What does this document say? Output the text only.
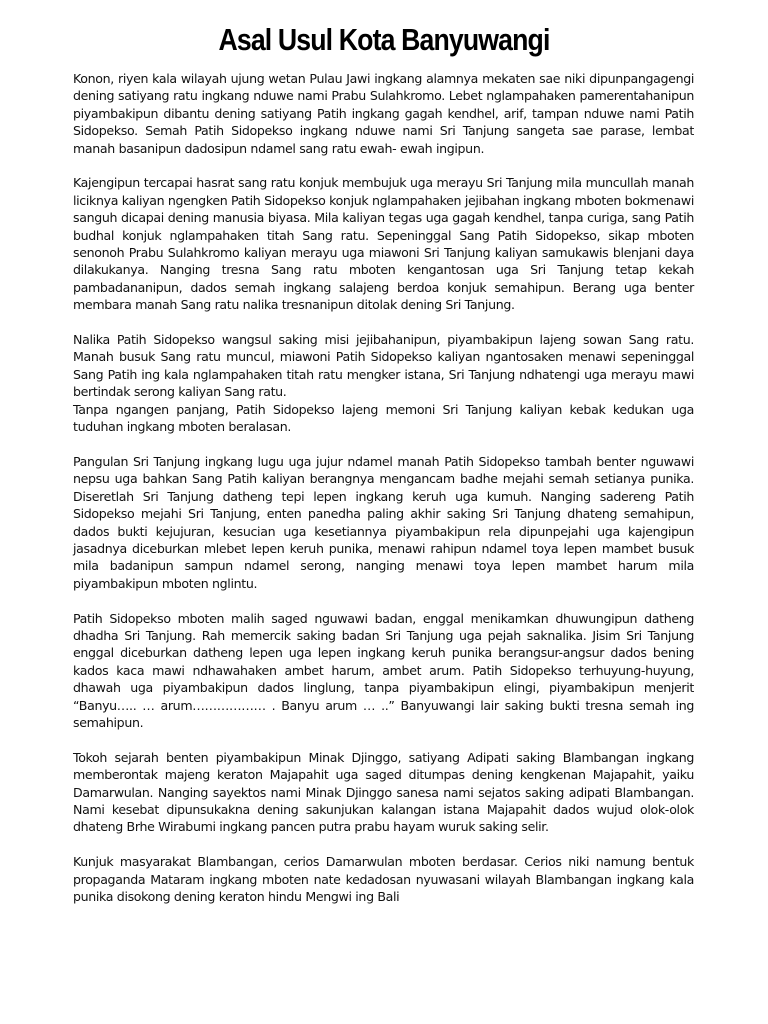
Asal Usul Kota Banyuwangi

Konon, riyen kala wilayah ujung wetan Pulau Jawi ingkang alamnya mekaten sae niki dipunpangagengi dening satiyang ratu ingkang nduwe nami Prabu Sulahkromo. Lebet nglampahaken pamerentahanipun piyambakipun dibantu dening satiyang Patih ingkang gagah kendhel, arif, tampan nduwe nami Patih Sidopekso. Semah Patih Sidopekso ingkang nduwe nami Sri Tanjung sangeta sae parase, lembat manah basanipun dadosipun ndamel sang ratu ewah- ewah ingipun.

Kajengipun tercapai hasrat sang ratu konjuk membujuk uga merayu Sri Tanjung mila muncullah manah liciknya kaliyan ngengken Patih Sidopekso konjuk nglampahaken jejibahan ingkang mboten bokmenawi sanguh dicapai dening manusia biyasa. Mila kaliyan tegas uga gagah kendhel, tanpa curiga, sang Patih budhal konjuk nglampahaken titah Sang ratu. Sepeninggal Sang Patih Sidopekso, sikap mboten senonoh Prabu Sulahkromo kaliyan merayu uga miawoni Sri Tanjung kaliyan samukawis blenjani daya dilakukanya. Nanging tresna Sang ratu mboten kengantosan uga Sri Tanjung tetap kekah pambadananipun, dados semah ingkang salajeng berdoa konjuk semahipun. Berang uga benter membara manah Sang ratu nalika tresnanipun ditolak dening Sri Tanjung.

Nalika Patih Sidopekso wangsul saking misi jejibahanipun, piyambakipun lajeng sowan Sang ratu. Manah busuk Sang ratu muncul, miawoni Patih Sidopekso kaliyan ngantosaken menawi sepeninggal Sang Patih ing kala nglampahaken titah ratu mengker istana, Sri Tanjung ndhatengi uga merayu mawi bertindak serong kaliyan Sang ratu.

Tanpa ngangen panjang, Patih Sidopekso lajeng memoni Sri Tanjung kaliyan kebak kedukan uga tuduhan ingkang mboten beralasan.

Pangulan Sri Tanjung ingkang lugu uga jujur ndamel manah Patih Sidopekso tambah benter nguwawi nepsu uga bahkan Sang Patih kaliyan berangnya mengancam badhe mejahi semah setianya punika. Diseretlah Sri Tanjung datheng tepi lepen ingkang keruh uga kumuh. Nanging sadereng Patih Sidopekso mejahi Sri Tanjung, enten panedha paling akhir saking Sri Tanjung dhateng semahipun, dados bukti kejujuran, kesucian uga kesetiannya piyambakipun rela dipunpejahi uga kajengipun jasadnya diceburkan mlebet lepen keruh punika, menawi rahipun ndamel toya lepen mambet busuk mila badanipun sampun ndamel serong, nanging menawi toya lepen mambet harum mila piyambakipun mboten nglintu.

Patih Sidopekso mboten malih saged nguwawi badan, enggal menikamkan dhuwungipun datheng dhadha Sri Tanjung. Rah memercik saking badan Sri Tanjung uga pejah saknalika. Jisim Sri Tanjung enggal diceburkan datheng lepen uga lepen ingkang keruh punika berangsur-angsur dados bening kados kaca mawi ndhawahaken ambet harum, ambet arum. Patih Sidopekso terhuyung-huyung, dhawah uga piyambakipun dados linglung, tanpa piyambakipun elingi, piyambakipun menjerit “Banyu….. … arum……………… . Banyu arum … ..” Banyuwangi lair saking bukti tresna semah ing semahipun.

Tokoh sejarah benten piyambakipun Minak Djinggo, satiyang Adipati saking Blambangan ingkang memberontak majeng keraton Majapahit uga saged ditumpas dening kengkenan Majapahit, yaiku Damarwulan. Nanging sayektos nami Minak Djinggo sanesa nami sejatos saking adipati Blambangan. Nami kesebat dipunsukakna dening sakunjukan kalangan istana Majapahit dados wujud olok-olok dhateng Brhe Wirabumi ingkang pancen putra prabu hayam wuruk saking selir.

Kunjuk masyarakat Blambangan, cerios Damarwulan mboten berdasar. Cerios niki namung bentuk propaganda Mataram ingkang mboten nate kedadosan nyuwasani wilayah Blambangan ingkang kala punika disokong dening keraton hindu Mengwi ing Bali
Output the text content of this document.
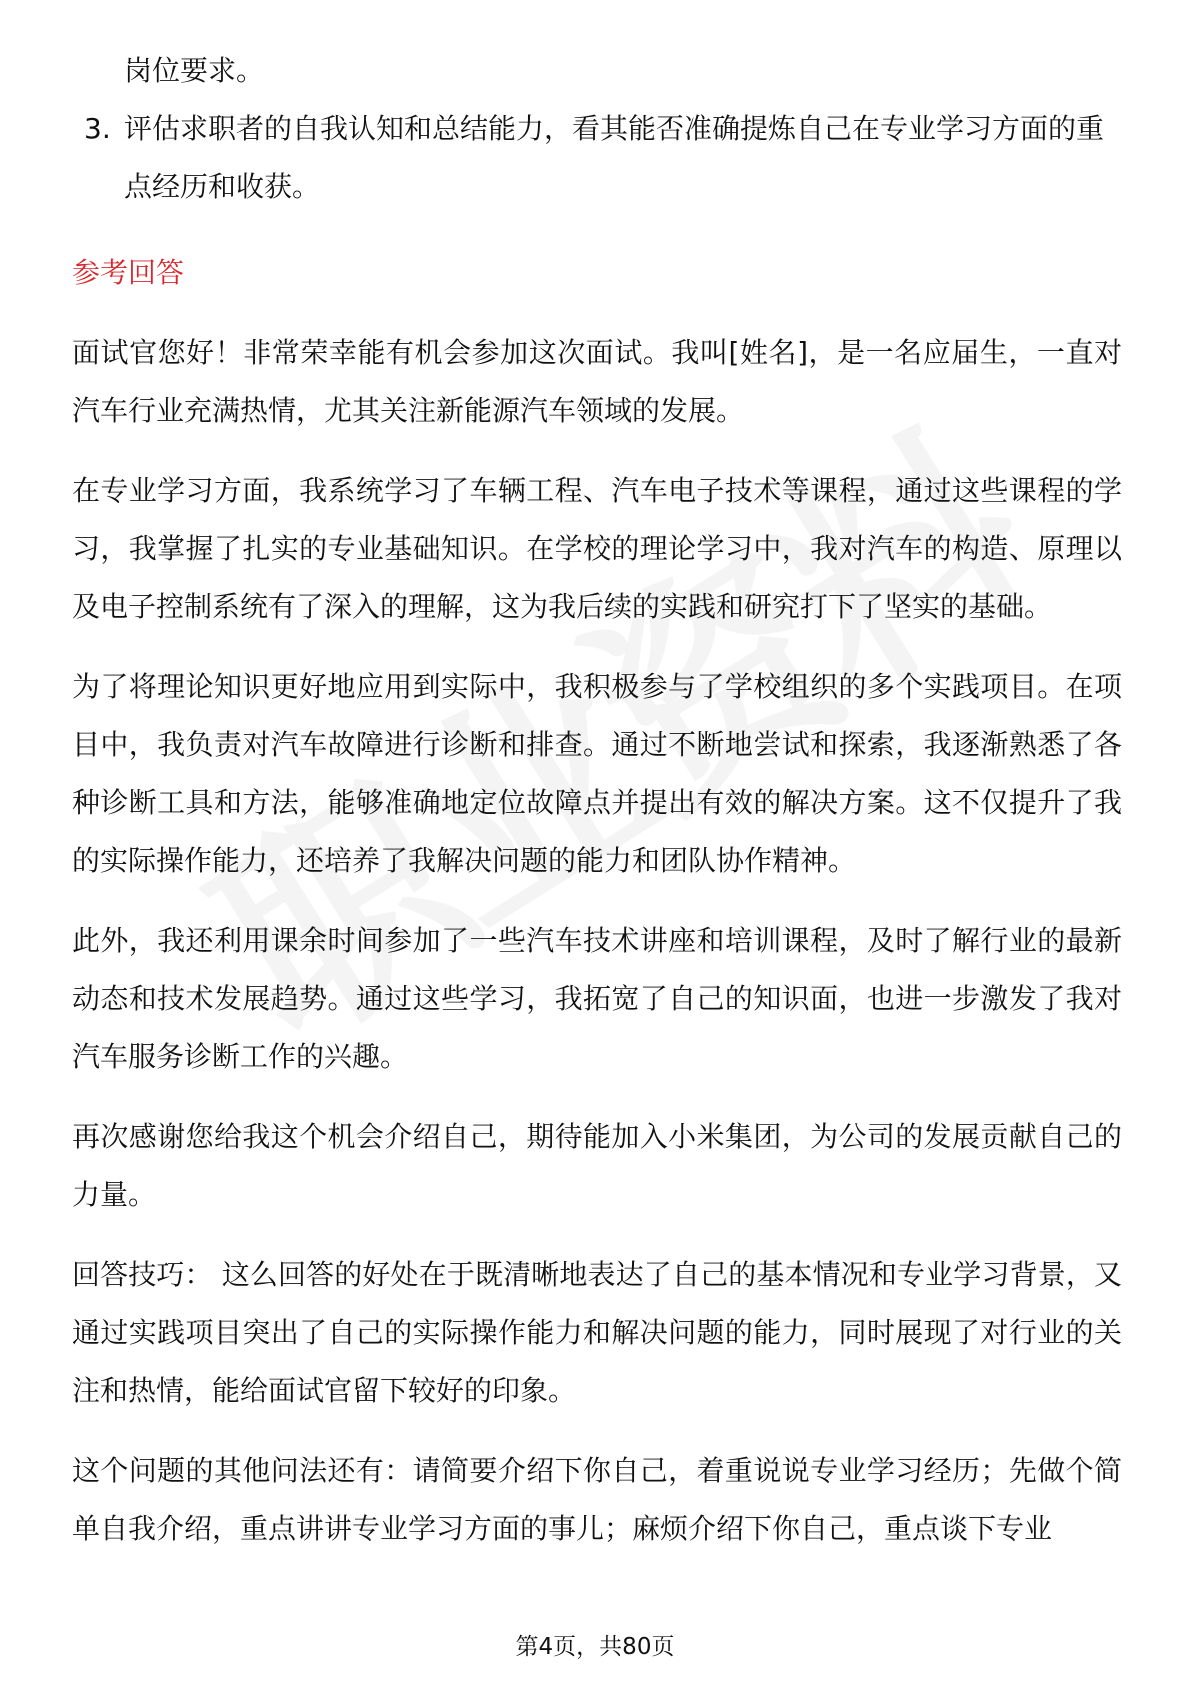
岗位要求。

3. 评估求职者的自我认知和总结能力，看其能否准确提炼自己在专业学习方面的重点经历和收获。
参考回答

面试官您好！非常荣幸能有机会参加这次面试。我叫[姓名]，是一名应届生，一直对汽车行业充满热情，尤其关注新能源汽车领域的发展。

在专业学习方面，我系统学习了车辆工程、汽车电子技术等课程，通过这些课程的学习，我掌握了扎实的专业基础知识。在学校的理论学习中，我对汽车的构造、原理以及电子控制系统有了深入的理解，这为我后续的实践和研究打下了坚实的基础。

为了将理论知识更好地应用到实际中，我积极参与了学校组织的多个实践项目。在项目中，我负责对汽车故障进行诊断和排查。通过不断地尝试和探索，我逐渐熟悉了各种诊断工具和方法，能够准确地定位故障点并提出有效的解决方案。这不仅提升了我的实际操作能力，还培养了我解决问题的能力和团队协作精神。

此外，我还利用课余时间参加了一些汽车技术讲座和培训课程，及时了解行业的最新动态和技术发展趋势。通过这些学习，我拓宽了自己的知识面，也进一步激发了我对汽车服务诊断工作的兴趣。

再次感谢您给我这个机会介绍自己，期待能加入小米集团，为公司的发展贡献自己的力量。

回答技巧： 这么回答的好处在于既清晰地表达了自己的基本情况和专业学习背景，又通过实践项目突出了自己的实际操作能力和解决问题的能力，同时展现了对行业的关注和热情，能给面试官留下较好的印象。

这个问题的其他问法还有：请简要介绍下你自己，着重说说专业学习经历；先做个简单自我介绍，重点讲讲专业学习方面的事儿；麻烦介绍下你自己，重点谈下专业

第4页，共80页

----

## Exercise requirements
Copy exactly, please, the lines that run from the line holding "Output the text content of this document." through the closing line of the material above, omitting every picture.

## Output
Output the text content of this document.
岗位要求。

3. 评估求职者的自我认知和总结能力，看其能否准确提炼自己在专业学习方面的重点经历和收获。
参考回答

面试官您好！非常荣幸能有机会参加这次面试。我叫[姓名]，是一名应届生，一直对汽车行业充满热情，尤其关注新能源汽车领域的发展。

在专业学习方面，我系统学习了车辆工程、汽车电子技术等课程，通过这些课程的学习，我掌握了扎实的专业基础知识。在学校的理论学习中，我对汽车的构造、原理以及电子控制系统有了深入的理解，这为我后续的实践和研究打下了坚实的基础。

为了将理论知识更好地应用到实际中，我积极参与了学校组织的多个实践项目。在项目中，我负责对汽车故障进行诊断和排查。通过不断地尝试和探索，我逐渐熟悉了各种诊断工具和方法，能够准确地定位故障点并提出有效的解决方案。这不仅提升了我的实际操作能力，还培养了我解决问题的能力和团队协作精神。

此外，我还利用课余时间参加了一些汽车技术讲座和培训课程，及时了解行业的最新动态和技术发展趋势。通过这些学习，我拓宽了自己的知识面，也进一步激发了我对汽车服务诊断工作的兴趣。

再次感谢您给我这个机会介绍自己，期待能加入小米集团，为公司的发展贡献自己的力量。

回答技巧： 这么回答的好处在于既清晰地表达了自己的基本情况和专业学习背景，又通过实践项目突出了自己的实际操作能力和解决问题的能力，同时展现了对行业的关注和热情，能给面试官留下较好的印象。

这个问题的其他问法还有：请简要介绍下你自己，着重说说专业学习经历；先做个简单自我介绍，重点讲讲专业学习方面的事儿；麻烦介绍下你自己，重点谈下专业

第4页，共80页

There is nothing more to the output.